Your instructions: From the entries below, copy out every line with "fazendeiro" in it.

Source material:
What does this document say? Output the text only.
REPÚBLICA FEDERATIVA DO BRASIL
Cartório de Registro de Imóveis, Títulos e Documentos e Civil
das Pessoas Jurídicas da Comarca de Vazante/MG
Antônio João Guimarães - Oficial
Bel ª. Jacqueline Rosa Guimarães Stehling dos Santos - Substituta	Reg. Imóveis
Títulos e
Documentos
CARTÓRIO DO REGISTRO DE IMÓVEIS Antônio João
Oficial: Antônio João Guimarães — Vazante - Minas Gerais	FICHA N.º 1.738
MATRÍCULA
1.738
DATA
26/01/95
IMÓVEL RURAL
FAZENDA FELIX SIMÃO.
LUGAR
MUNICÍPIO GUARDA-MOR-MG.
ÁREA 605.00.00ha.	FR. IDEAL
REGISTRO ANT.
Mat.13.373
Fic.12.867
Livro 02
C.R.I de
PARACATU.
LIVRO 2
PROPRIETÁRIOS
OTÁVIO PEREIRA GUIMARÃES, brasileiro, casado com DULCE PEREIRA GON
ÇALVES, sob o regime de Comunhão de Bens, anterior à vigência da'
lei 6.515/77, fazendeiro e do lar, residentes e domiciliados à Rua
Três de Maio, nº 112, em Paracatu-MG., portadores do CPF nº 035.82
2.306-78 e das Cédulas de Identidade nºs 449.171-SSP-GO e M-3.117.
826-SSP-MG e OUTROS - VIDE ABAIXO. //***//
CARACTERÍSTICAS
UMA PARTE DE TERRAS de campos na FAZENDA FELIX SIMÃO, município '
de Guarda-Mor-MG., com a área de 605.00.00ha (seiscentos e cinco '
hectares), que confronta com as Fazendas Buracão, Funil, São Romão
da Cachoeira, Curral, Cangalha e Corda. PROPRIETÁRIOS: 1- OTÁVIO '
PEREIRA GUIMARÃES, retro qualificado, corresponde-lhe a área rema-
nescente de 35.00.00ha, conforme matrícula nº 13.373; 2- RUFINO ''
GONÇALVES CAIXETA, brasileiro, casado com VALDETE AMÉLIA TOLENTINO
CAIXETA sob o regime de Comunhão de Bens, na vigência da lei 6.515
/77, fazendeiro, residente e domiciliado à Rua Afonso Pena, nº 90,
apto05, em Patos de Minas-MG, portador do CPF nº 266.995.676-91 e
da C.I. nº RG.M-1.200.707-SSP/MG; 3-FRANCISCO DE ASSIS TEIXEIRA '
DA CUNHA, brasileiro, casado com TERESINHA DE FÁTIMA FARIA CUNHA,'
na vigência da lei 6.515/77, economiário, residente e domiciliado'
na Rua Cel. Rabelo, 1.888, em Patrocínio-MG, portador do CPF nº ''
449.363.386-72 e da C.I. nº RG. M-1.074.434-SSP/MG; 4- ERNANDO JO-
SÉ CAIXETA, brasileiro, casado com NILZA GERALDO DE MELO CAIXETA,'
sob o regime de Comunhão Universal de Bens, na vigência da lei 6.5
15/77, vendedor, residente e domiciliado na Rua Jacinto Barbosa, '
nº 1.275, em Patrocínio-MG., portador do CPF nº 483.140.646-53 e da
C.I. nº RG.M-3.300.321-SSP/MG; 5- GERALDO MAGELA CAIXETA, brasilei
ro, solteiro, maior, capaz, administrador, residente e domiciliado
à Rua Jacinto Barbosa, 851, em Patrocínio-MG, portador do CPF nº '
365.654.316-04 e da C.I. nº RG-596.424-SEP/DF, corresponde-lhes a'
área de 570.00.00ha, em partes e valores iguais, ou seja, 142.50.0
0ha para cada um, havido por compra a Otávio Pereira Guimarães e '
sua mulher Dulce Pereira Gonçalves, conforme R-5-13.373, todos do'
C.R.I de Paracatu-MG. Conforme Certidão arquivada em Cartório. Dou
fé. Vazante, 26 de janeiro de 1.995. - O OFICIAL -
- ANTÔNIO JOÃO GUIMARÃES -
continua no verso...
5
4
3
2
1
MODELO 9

Task output:
lei 6.515/77, fazendeiro e do lar, residentes e domiciliados à Rua
/77, fazendeiro, residente e domiciliado à Rua Afonso Pena, nº 90,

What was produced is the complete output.